__Aim of the task__:
Write out the complete material exactly as it stands.

__Dataset records__:

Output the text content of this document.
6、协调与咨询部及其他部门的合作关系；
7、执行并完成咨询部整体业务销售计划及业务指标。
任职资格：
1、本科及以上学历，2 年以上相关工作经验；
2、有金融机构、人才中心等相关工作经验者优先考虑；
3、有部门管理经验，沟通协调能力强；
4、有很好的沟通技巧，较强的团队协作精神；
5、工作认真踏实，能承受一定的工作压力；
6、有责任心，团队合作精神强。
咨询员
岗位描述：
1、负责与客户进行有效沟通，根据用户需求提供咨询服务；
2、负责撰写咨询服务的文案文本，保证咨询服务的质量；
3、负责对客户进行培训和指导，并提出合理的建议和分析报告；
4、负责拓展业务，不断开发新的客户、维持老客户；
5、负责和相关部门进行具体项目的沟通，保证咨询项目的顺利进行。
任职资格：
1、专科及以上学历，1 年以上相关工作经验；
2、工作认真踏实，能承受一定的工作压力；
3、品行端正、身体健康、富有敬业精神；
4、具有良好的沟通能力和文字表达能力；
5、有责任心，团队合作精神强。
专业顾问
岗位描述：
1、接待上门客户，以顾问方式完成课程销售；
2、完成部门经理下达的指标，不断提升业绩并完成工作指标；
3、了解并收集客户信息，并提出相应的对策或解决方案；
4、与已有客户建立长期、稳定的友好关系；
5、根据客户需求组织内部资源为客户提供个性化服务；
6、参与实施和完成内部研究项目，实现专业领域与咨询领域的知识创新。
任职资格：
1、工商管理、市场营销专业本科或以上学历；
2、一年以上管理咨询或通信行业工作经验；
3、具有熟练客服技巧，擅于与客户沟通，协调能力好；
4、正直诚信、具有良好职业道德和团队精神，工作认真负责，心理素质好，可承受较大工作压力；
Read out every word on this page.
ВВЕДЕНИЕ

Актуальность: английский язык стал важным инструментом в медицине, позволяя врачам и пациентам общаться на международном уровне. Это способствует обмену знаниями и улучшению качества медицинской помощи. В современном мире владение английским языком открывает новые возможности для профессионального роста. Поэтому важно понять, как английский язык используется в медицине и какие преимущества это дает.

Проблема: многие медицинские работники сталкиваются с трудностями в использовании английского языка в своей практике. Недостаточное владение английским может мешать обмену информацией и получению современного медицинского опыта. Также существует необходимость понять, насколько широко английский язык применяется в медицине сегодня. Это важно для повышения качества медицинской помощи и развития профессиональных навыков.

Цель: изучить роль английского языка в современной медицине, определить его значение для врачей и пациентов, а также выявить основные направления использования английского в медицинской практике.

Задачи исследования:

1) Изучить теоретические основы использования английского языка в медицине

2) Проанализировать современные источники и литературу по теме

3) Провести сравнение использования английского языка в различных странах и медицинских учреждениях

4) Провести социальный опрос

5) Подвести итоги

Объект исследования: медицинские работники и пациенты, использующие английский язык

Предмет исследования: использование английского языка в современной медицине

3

__Answer to the exercise__:
Output the text content of this document.
6、协调与咨询部及其他部门的合作关系；
7、执行并完成咨询部整体业务销售计划及业务指标。
任职资格：
1、本科及以上学历，2 年以上相关工作经验；
2、有金融机构、人才中心等相关工作经验者优先考虑；
3、有部门管理经验，沟通协调能力强；
4、有很好的沟通技巧，较强的团队协作精神；
5、工作认真踏实，能承受一定的工作压力；
6、有责任心，团队合作精神强。
咨询员
岗位描述：
1、负责与客户进行有效沟通，根据用户需求提供咨询服务；
2、负责撰写咨询服务的文案文本，保证咨询服务的质量；
3、负责对客户进行培训和指导，并提出合理的建议和分析报告；
4、负责拓展业务，不断开发新的客户、维持老客户；
5、负责和相关部门进行具体项目的沟通，保证咨询项目的顺利进行。
任职资格：
1、专科及以上学历，1 年以上相关工作经验；
2、工作认真踏实，能承受一定的工作压力；
3、品行端正、身体健康、富有敬业精神；
4、具有良好的沟通能力和文字表达能力；
5、有责任心，团队合作精神强。
专业顾问
岗位描述：
1、接待上门客户，以顾问方式完成课程销售；
2、完成部门经理下达的指标，不断提升业绩并完成工作指标；
3、了解并收集客户信息，并提出相应的对策或解决方案；
4、与已有客户建立长期、稳定的友好关系；
5、根据客户需求组织内部资源为客户提供个性化服务；
6、参与实施和完成内部研究项目，实现专业领域与咨询领域的知识创新。
任职资格：
1、工商管理、市场营销专业本科或以上学历；
2、一年以上管理咨询或通信行业工作经验；
3、具有熟练客服技巧，擅于与客户沟通，协调能力好；
4、正直诚信、具有良好职业道德和团队精神，工作认真负责，心理素质好，可承受较大工作压力；
Read out every word on this page.
ВВЕДЕНИЕ

Актуальность: английский язык стал важным инструментом в медицине, позволяя врачам и пациентам общаться на международном уровне. Это способствует обмену знаниями и улучшению качества медицинской помощи. В современном мире владение английским языком открывает новые возможности для профессионального роста. Поэтому важно понять, как английский язык используется в медицине и какие преимущества это дает.

Проблема: многие медицинские работники сталкиваются с трудностями в использовании английского языка в своей практике. Недостаточное владение английским может мешать обмену информацией и получению современного медицинского опыта. Также существует необходимость понять, насколько широко английский язык применяется в медицине сегодня. Это важно для повышения качества медицинской помощи и развития профессиональных навыков.

Цель: изучить роль английского языка в современной медицине, определить его значение для врачей и пациентов, а также выявить основные направления использования английского в медицинской практике.

Задачи исследования:

1) Изучить теоретические основы использования английского языка в медицине

2) Проанализировать современные источники и литературу по теме

3) Провести сравнение использования английского языка в различных странах и медицинских учреждениях

4) Провести социальный опрос

5) Подвести итоги

Объект исследования: медицинские работники и пациенты, использующие английский язык

Предмет исследования: использование английского языка в современной медицине

3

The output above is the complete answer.